#### EXERCISE BRIEF:
Output, as a numbered list with blank lines omitted, every line of the entries below from the first one through the line containing "Ellipse shape xyxy=(438,105,468,136)", both included.

#### INPUT ROWS:
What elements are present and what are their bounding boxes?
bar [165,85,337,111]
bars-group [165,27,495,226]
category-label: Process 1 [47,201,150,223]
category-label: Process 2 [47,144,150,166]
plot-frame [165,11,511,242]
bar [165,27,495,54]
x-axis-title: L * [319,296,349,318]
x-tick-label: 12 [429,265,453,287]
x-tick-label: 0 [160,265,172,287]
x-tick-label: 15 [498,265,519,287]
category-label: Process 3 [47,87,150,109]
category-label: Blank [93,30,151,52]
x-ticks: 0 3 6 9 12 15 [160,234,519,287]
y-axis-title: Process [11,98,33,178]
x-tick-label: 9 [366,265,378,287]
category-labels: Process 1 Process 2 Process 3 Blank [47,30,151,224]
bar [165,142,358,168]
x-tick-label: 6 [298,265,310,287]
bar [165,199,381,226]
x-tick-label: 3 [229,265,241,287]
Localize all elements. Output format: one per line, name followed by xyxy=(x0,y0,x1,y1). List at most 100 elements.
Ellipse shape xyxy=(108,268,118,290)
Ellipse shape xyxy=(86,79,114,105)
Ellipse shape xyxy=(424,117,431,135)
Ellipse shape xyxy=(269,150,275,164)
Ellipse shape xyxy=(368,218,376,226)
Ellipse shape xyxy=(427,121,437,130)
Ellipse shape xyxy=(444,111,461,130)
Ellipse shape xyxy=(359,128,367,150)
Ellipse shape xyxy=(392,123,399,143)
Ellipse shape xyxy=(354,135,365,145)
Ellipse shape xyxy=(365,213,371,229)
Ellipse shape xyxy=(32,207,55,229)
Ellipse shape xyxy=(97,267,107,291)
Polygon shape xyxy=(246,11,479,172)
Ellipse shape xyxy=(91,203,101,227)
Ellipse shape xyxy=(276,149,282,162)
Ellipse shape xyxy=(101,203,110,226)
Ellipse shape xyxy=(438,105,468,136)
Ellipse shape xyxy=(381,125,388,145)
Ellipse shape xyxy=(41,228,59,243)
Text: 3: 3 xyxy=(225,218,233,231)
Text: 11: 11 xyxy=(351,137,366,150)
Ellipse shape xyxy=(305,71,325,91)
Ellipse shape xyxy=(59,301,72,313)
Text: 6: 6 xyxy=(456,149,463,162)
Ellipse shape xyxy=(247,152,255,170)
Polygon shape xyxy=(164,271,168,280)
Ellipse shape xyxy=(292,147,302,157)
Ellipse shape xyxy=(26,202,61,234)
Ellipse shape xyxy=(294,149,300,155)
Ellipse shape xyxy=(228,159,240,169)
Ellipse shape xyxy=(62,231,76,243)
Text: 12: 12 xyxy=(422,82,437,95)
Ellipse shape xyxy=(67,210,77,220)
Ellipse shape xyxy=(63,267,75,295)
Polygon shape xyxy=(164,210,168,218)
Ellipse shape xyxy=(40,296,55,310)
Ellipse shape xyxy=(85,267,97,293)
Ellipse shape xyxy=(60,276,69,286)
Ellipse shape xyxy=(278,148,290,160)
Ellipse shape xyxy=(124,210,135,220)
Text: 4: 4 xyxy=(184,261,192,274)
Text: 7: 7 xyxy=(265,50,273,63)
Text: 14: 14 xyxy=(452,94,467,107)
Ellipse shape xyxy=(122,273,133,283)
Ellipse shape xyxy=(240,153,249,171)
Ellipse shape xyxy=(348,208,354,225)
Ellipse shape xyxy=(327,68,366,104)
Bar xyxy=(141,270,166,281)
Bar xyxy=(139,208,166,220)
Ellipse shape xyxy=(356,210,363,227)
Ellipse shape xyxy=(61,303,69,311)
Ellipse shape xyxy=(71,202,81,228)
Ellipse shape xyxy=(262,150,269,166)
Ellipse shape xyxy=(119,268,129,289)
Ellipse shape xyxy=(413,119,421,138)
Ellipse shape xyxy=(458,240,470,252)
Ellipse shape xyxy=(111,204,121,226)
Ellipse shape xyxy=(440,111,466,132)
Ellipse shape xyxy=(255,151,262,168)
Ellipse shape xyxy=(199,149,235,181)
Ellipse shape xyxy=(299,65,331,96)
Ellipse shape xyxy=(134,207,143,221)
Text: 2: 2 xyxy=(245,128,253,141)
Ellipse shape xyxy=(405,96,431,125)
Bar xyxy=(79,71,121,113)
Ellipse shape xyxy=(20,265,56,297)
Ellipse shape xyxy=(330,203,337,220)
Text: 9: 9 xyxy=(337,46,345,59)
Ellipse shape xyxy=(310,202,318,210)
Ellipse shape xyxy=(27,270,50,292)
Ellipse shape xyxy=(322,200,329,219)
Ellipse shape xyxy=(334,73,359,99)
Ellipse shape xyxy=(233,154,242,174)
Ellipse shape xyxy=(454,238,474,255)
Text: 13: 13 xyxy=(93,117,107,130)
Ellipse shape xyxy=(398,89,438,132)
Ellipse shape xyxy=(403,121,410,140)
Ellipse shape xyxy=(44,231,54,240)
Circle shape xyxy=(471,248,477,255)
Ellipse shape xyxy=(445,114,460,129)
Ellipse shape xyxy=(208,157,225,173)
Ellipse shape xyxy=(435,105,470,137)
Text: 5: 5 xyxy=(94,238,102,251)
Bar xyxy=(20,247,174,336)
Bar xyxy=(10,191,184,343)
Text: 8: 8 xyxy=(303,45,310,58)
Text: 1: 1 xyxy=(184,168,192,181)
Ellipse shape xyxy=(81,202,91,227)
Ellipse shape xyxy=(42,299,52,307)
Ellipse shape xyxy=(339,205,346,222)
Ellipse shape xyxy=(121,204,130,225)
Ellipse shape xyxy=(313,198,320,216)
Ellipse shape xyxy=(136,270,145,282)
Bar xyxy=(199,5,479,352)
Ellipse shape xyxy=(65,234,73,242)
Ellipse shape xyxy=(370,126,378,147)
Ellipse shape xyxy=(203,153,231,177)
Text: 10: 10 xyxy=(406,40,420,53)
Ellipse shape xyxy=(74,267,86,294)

#### FULL SOLUTION:
1. What elements are present and what are their bounding boxes?
2. bar [165,85,337,111]
3. bars-group [165,27,495,226]
4. category-label: Process 1 [47,201,150,223]
5. category-label: Process 2 [47,144,150,166]
6. plot-frame [165,11,511,242]
7. bar [165,27,495,54]
8. x-axis-title: L * [319,296,349,318]
9. x-tick-label: 12 [429,265,453,287]
10. x-tick-label: 0 [160,265,172,287]
11. x-tick-label: 15 [498,265,519,287]
12. category-label: Process 3 [47,87,150,109]
13. category-label: Blank [93,30,151,52]
14. x-ticks: 0 3 6 9 12 15 [160,234,519,287]
15. y-axis-title: Process [11,98,33,178]
16. x-tick-label: 9 [366,265,378,287]
17. category-labels: Process 1 Process 2 Process 3 Blank [47,30,151,224]
18. bar [165,142,358,168]
19. x-tick-label: 6 [298,265,310,287]
20. bar [165,199,381,226]
21. x-tick-label: 3 [229,265,241,287]
22. Localize all elements. Output format: one per line, name followed by xyxy=(x0,y0,x1,y1). List at most 100 elements.
23. Ellipse shape xyxy=(108,268,118,290)
24. Ellipse shape xyxy=(86,79,114,105)
25. Ellipse shape xyxy=(424,117,431,135)
26. Ellipse shape xyxy=(269,150,275,164)
27. Ellipse shape xyxy=(368,218,376,226)
28. Ellipse shape xyxy=(427,121,437,130)
29. Ellipse shape xyxy=(444,111,461,130)
30. Ellipse shape xyxy=(359,128,367,150)
31. Ellipse shape xyxy=(392,123,399,143)
32. Ellipse shape xyxy=(354,135,365,145)
33. Ellipse shape xyxy=(365,213,371,229)
34. Ellipse shape xyxy=(32,207,55,229)
35. Ellipse shape xyxy=(97,267,107,291)
36. Polygon shape xyxy=(246,11,479,172)
37. Ellipse shape xyxy=(91,203,101,227)
38. Ellipse shape xyxy=(276,149,282,162)
39. Ellipse shape xyxy=(101,203,110,226)
40. Ellipse shape xyxy=(438,105,468,136)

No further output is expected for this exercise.